[Stored records]
· · · · · · ·
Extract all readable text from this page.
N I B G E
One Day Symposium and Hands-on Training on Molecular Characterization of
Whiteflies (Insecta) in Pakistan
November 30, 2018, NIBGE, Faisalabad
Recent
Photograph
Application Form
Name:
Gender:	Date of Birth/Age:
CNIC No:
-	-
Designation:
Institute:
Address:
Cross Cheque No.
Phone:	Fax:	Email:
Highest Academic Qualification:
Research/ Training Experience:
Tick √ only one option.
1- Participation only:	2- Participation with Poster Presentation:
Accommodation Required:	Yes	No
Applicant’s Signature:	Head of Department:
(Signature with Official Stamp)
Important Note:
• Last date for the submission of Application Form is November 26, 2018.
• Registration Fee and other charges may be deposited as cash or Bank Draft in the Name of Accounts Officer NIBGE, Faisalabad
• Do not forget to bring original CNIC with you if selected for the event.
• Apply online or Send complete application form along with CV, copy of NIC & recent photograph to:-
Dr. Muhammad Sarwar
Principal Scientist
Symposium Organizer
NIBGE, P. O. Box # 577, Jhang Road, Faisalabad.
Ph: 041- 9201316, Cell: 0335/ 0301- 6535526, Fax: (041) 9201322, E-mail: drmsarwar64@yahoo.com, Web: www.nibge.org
· · · · · · ·
* [GIVEN INSTRUCTION]:
Please reproduce all of the entries exactly as they stand.

* [TASK RESPONSE]:
Extract all readable text from this page.
N I B G E
One Day Symposium and Hands-on Training on Molecular Characterization of
Whiteflies (Insecta) in Pakistan
November 30, 2018, NIBGE, Faisalabad
Recent
Photograph
Application Form
Name:
Gender:	Date of Birth/Age:
CNIC No:
-	-
Designation:
Institute:
Address:
Cross Cheque No.
Phone:	Fax:	Email:
Highest Academic Qualification:
Research/ Training Experience:
Tick √ only one option.
1- Participation only:	2- Participation with Poster Presentation:
Accommodation Required:	Yes	No
Applicant’s Signature:	Head of Department:
(Signature with Official Stamp)
Important Note:
• Last date for the submission of Application Form is November 26, 2018.
• Registration Fee and other charges may be deposited as cash or Bank Draft in the Name of Accounts Officer NIBGE, Faisalabad
• Do not forget to bring original CNIC with you if selected for the event.
• Apply online or Send complete application form along with CV, copy of NIC & recent photograph to:-
Dr. Muhammad Sarwar
Principal Scientist
Symposium Organizer
NIBGE, P. O. Box # 577, Jhang Road, Faisalabad.
Ph: 041- 9201316, Cell: 0335/ 0301- 6535526, Fax: (041) 9201322, E-mail: drmsarwar64@yahoo.com, Web: www.nibge.org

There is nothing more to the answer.